━━━ Listing

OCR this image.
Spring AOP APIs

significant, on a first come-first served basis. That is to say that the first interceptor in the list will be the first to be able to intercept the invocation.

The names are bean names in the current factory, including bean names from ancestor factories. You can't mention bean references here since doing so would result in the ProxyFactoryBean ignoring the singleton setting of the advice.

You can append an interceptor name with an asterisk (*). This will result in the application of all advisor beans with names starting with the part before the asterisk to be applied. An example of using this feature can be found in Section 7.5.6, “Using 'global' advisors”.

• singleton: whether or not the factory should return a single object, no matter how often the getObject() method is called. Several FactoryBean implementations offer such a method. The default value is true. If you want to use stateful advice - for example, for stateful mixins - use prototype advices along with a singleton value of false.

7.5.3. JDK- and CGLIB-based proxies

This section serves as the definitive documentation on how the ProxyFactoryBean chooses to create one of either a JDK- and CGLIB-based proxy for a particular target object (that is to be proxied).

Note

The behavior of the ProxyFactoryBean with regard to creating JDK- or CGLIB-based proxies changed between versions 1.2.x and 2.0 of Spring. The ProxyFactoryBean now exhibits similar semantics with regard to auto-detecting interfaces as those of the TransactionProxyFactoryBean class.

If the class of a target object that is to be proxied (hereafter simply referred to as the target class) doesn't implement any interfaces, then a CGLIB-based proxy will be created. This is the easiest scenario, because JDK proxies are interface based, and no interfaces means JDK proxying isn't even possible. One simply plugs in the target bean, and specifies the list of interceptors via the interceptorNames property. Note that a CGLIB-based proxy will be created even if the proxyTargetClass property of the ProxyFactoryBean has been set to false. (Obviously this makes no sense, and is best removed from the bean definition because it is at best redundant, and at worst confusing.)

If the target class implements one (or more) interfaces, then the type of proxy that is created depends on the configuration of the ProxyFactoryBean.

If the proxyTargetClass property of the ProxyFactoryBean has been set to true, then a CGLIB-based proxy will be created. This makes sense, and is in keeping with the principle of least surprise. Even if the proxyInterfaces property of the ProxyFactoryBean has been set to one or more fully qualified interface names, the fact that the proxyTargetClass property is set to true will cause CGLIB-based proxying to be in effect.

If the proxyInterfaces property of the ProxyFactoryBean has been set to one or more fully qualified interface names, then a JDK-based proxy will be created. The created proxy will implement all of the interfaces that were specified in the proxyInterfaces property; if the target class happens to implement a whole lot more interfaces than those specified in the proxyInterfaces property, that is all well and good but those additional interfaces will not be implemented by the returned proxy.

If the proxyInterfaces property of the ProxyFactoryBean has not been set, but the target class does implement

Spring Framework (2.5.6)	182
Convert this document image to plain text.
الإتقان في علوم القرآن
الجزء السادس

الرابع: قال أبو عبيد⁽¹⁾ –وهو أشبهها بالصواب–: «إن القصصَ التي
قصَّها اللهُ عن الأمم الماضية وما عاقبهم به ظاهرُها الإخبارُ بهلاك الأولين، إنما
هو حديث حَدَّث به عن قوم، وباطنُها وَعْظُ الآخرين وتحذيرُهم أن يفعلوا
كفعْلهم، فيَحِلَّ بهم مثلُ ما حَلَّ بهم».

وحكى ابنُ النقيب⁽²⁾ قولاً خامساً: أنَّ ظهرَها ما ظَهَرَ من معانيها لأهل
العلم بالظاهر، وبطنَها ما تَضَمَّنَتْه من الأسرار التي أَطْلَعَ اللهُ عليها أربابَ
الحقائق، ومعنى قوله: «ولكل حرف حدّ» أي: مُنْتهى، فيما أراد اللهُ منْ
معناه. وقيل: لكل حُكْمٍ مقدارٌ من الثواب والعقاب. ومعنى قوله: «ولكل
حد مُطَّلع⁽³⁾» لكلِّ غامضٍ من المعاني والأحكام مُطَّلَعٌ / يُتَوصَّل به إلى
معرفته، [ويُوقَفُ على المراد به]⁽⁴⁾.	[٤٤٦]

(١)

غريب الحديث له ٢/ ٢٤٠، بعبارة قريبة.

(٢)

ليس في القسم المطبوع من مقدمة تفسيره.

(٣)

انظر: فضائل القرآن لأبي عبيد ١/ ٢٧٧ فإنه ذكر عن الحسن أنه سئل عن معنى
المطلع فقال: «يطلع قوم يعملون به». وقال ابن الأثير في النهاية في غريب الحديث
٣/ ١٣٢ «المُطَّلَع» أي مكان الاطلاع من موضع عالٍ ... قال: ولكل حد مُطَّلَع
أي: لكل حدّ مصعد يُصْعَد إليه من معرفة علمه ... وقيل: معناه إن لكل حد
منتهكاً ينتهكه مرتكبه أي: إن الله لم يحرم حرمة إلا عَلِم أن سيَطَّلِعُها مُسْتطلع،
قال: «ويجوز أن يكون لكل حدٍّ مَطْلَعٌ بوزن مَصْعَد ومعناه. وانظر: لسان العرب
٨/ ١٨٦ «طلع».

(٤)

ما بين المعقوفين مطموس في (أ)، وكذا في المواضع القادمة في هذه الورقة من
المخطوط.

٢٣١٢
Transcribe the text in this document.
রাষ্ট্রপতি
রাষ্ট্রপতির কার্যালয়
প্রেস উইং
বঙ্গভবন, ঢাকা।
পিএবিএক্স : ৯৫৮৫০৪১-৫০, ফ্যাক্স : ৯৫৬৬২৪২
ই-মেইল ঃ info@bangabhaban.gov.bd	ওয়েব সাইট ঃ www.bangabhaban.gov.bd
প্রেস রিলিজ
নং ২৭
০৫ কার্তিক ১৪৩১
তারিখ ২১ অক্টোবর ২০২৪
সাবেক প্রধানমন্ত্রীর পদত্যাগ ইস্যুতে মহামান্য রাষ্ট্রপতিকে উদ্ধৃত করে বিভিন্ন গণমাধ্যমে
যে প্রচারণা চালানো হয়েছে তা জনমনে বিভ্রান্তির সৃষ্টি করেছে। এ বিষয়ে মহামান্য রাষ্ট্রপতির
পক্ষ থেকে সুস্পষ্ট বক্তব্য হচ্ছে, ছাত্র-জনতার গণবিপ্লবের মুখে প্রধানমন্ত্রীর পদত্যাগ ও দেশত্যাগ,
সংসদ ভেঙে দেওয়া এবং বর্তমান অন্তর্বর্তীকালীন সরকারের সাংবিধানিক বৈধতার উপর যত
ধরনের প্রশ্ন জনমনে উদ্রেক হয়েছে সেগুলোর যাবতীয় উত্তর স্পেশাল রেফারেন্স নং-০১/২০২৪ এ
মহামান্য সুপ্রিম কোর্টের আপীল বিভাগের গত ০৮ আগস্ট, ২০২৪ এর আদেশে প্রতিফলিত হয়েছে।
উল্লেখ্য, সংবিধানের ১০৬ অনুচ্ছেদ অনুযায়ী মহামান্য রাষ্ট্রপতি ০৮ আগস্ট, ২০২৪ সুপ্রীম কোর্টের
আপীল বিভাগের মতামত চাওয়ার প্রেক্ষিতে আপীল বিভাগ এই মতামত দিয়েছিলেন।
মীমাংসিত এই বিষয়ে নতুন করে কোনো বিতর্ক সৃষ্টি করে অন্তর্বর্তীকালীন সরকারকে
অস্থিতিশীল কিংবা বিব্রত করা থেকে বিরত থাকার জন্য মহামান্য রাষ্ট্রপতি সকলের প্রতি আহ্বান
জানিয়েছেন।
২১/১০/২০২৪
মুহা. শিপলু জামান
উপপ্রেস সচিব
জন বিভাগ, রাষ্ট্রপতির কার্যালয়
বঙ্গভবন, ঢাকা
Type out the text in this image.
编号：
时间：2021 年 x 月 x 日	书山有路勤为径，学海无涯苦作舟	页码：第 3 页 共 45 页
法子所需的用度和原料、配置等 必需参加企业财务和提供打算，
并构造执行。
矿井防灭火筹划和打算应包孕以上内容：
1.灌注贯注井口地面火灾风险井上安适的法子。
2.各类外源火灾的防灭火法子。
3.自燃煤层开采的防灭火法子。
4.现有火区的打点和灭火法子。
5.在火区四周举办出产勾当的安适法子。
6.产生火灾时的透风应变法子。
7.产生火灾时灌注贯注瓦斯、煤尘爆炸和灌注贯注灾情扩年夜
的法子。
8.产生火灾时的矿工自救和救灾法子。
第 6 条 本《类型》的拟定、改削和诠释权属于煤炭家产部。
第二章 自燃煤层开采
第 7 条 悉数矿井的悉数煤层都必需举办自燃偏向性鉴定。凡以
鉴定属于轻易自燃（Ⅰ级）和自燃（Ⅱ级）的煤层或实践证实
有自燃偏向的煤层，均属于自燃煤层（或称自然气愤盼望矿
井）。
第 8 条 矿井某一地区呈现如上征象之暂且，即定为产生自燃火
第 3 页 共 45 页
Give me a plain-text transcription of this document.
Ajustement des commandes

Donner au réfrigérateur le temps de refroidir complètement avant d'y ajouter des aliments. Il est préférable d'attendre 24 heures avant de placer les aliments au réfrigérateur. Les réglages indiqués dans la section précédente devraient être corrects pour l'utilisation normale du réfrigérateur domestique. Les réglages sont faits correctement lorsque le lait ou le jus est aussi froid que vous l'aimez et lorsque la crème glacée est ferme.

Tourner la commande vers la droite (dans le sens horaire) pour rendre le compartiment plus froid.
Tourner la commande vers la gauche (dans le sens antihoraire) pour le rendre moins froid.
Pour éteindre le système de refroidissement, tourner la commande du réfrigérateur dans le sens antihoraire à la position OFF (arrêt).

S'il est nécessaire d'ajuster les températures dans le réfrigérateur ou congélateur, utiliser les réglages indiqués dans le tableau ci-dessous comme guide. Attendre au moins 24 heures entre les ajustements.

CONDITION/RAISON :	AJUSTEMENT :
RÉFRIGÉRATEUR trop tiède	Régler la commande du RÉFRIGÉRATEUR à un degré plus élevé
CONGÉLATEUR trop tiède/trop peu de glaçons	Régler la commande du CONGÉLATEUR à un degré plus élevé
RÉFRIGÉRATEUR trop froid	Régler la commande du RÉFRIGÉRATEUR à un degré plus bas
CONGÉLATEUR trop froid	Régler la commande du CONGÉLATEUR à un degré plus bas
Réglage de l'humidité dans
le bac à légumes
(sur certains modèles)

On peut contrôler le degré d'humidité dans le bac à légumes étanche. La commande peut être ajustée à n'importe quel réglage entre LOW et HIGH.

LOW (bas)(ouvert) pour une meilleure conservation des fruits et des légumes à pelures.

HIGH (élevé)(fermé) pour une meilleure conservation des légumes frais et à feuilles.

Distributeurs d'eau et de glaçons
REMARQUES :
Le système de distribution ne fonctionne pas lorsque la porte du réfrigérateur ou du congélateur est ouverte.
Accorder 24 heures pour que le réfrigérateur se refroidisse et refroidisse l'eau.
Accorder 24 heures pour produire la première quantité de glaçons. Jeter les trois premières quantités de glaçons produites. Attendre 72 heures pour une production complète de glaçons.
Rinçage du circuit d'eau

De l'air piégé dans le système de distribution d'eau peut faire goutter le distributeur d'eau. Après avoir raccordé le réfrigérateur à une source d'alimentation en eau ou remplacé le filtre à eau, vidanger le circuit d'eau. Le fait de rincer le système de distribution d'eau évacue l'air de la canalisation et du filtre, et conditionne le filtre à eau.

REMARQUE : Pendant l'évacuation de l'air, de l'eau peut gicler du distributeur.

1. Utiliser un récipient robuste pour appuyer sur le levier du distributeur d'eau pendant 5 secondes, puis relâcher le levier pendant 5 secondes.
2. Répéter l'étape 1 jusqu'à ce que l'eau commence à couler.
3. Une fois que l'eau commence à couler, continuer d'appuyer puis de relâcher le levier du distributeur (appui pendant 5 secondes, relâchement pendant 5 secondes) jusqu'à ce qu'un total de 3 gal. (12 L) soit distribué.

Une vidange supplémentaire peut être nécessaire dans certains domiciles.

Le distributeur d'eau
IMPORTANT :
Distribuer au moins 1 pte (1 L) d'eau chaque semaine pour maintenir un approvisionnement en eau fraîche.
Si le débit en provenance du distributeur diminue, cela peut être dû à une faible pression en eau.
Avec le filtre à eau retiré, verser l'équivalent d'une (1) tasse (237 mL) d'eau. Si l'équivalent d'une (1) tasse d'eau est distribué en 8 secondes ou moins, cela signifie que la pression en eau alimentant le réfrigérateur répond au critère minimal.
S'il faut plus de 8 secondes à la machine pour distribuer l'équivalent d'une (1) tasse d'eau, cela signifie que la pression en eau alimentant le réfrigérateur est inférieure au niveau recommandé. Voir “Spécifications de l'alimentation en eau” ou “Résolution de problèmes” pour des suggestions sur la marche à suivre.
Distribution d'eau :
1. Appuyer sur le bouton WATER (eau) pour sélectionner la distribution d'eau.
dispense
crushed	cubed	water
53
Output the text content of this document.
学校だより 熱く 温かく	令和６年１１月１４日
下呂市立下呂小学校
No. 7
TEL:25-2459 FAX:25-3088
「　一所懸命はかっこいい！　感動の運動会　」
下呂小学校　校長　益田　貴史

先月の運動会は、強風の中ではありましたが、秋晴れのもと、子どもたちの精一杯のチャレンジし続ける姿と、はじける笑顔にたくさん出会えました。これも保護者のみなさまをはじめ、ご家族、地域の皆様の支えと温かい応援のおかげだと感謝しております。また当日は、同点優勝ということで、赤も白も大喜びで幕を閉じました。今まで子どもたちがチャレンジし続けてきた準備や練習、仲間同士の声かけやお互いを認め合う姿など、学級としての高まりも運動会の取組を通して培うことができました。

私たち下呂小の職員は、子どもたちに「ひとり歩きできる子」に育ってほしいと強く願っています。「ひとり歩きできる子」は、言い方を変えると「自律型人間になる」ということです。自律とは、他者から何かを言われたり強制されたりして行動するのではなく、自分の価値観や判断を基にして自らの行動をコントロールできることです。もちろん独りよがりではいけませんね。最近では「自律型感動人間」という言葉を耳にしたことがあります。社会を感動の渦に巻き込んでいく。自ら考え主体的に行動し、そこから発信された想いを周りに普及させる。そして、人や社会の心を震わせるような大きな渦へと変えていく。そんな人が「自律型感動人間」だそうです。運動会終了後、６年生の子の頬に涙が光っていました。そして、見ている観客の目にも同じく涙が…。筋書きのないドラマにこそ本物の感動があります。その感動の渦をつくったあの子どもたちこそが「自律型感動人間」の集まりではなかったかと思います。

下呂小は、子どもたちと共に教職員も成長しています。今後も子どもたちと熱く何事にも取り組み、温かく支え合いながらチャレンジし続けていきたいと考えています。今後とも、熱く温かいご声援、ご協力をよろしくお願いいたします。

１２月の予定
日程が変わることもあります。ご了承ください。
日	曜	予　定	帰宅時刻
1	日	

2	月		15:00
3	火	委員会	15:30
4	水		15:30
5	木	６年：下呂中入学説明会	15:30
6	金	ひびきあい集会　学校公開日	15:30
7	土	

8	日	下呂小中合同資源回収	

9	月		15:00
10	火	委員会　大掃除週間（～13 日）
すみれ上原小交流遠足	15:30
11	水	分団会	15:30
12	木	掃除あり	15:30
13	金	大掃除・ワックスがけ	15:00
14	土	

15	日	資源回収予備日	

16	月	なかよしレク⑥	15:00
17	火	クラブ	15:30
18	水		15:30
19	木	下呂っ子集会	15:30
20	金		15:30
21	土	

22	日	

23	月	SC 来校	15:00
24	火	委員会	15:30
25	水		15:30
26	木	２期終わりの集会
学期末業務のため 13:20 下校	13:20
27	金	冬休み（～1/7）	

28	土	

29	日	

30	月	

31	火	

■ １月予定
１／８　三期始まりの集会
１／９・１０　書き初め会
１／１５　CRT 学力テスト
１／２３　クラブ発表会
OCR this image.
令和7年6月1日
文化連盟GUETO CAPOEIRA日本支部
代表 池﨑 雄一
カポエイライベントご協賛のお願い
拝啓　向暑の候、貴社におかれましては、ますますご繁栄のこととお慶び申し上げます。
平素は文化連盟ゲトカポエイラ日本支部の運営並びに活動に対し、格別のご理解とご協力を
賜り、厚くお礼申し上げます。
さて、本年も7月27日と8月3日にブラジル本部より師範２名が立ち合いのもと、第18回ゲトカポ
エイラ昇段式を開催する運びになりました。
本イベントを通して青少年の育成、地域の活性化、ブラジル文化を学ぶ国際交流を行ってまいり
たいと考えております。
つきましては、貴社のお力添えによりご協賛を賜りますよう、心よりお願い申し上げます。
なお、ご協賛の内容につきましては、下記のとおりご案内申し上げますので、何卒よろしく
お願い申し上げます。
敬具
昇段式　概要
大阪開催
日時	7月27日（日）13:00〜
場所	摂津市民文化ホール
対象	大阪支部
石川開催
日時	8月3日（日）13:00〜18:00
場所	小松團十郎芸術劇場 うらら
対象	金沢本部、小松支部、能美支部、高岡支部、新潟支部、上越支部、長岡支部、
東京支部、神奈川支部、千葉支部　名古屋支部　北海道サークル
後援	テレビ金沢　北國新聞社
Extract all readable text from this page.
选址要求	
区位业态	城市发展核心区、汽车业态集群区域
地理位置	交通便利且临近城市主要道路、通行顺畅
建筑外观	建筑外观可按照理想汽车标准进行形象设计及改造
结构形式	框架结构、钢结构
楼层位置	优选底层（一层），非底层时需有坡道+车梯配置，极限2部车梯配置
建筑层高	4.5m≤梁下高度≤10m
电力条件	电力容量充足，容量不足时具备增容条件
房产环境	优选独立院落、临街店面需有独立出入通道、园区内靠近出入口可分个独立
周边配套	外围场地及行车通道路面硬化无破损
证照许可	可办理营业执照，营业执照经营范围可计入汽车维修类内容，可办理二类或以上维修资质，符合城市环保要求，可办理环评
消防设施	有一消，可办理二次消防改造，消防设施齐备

━━━━━━

Filter the records down to the lines that contain the string "tiède", and copy those lines.

**Output**:
RÉFRIGÉRATEUR trop tiède	Régler la commande du RÉFRIGÉRATEUR à un degré plus élevé
CONGÉLATEUR trop tiède/trop peu de glaçons	Régler la commande du CONGÉLATEUR à un degré plus élevé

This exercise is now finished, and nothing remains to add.